— YOUR TASK —
Go through the listing and set it down exactly, leaving out its pictures.
— begin RECORDS FOR PROCESSING —
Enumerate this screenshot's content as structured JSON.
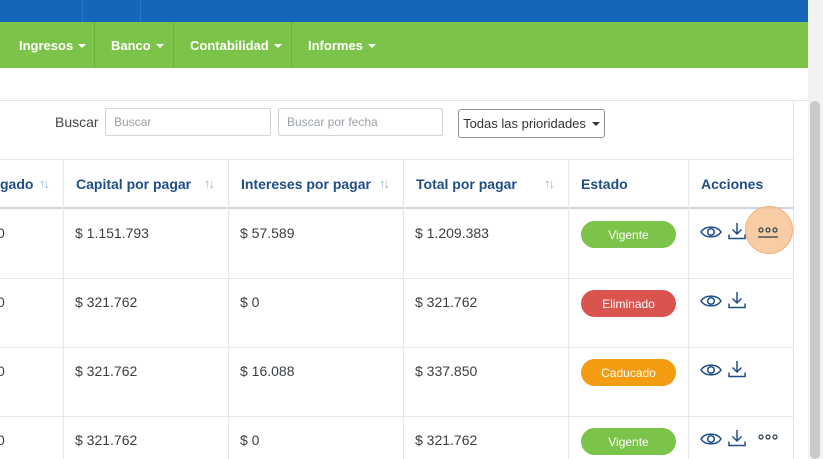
{
  "menu": {
    "items": [
      {
        "label": "Ingresos"
      },
      {
        "label": "Banco"
      },
      {
        "label": "Contabilidad"
      },
      {
        "label": "Informes"
      }
    ]
  },
  "filters": {
    "search_label": "Buscar",
    "search_placeholder": "Buscar",
    "date_placeholder": "Buscar por fecha",
    "priority_select": "Todas las prioridades"
  },
  "table": {
    "headers": [
      "gado",
      "Capital por pagar",
      "Intereses por pagar",
      "Total por pagar",
      "Estado",
      "Acciones"
    ],
    "rows": [
      {
        "paid_partial": "0",
        "capital": "$ 1.151.793",
        "interest": "$ 57.589",
        "total": "$ 1.209.383",
        "status": "Vigente"
      },
      {
        "paid_partial": "0",
        "capital": "$ 321.762",
        "interest": "$ 0",
        "total": "$ 321.762",
        "status": "Eliminado"
      },
      {
        "paid_partial": "0",
        "capital": "$ 321.762",
        "interest": "$ 16.088",
        "total": "$ 337.850",
        "status": "Caducado"
      },
      {
        "paid_partial": "0",
        "capital": "$ 321.762",
        "interest": "$ 0",
        "total": "$ 321.762",
        "status": "Vigente"
      }
    ]
  },
  "colors": {
    "topbar": "#1565b8",
    "menubar": "#7cc34a",
    "header_text": "#1f4e85",
    "status_vigente": "#7cc34a",
    "status_eliminado": "#d9534f",
    "status_caducado": "#f39c12",
    "action_icon": "#1f4e85"
  },
  "icons": {
    "view": "eye-icon",
    "download": "download-icon",
    "more": "more-options-icon",
    "sort": "sort-arrows-icon",
    "caret": "caret-down-icon"
  }
}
— end RECORDS FOR PROCESSING —
— THE ANSWER —
Enumerate this screenshot's content as structured JSON.
{
  "menu": {
    "items": [
      {
        "label": "Ingresos"
      },
      {
        "label": "Banco"
      },
      {
        "label": "Contabilidad"
      },
      {
        "label": "Informes"
      }
    ]
  },
  "filters": {
    "search_label": "Buscar",
    "search_placeholder": "Buscar",
    "date_placeholder": "Buscar por fecha",
    "priority_select": "Todas las prioridades"
  },
  "table": {
    "headers": [
      "gado",
      "Capital por pagar",
      "Intereses por pagar",
      "Total por pagar",
      "Estado",
      "Acciones"
    ],
    "rows": [
      {
        "paid_partial": "0",
        "capital": "$ 1.151.793",
        "interest": "$ 57.589",
        "total": "$ 1.209.383",
        "status": "Vigente"
      },
      {
        "paid_partial": "0",
        "capital": "$ 321.762",
        "interest": "$ 0",
        "total": "$ 321.762",
        "status": "Eliminado"
      },
      {
        "paid_partial": "0",
        "capital": "$ 321.762",
        "interest": "$ 16.088",
        "total": "$ 337.850",
        "status": "Caducado"
      },
      {
        "paid_partial": "0",
        "capital": "$ 321.762",
        "interest": "$ 0",
        "total": "$ 321.762",
        "status": "Vigente"
      }
    ]
  },
  "colors": {
    "topbar": "#1565b8",
    "menubar": "#7cc34a",
    "header_text": "#1f4e85",
    "status_vigente": "#7cc34a",
    "status_eliminado": "#d9534f",
    "status_caducado": "#f39c12",
    "action_icon": "#1f4e85"
  },
  "icons": {
    "view": "eye-icon",
    "download": "download-icon",
    "more": "more-options-icon",
    "sort": "sort-arrows-icon",
    "caret": "caret-down-icon"
  }
}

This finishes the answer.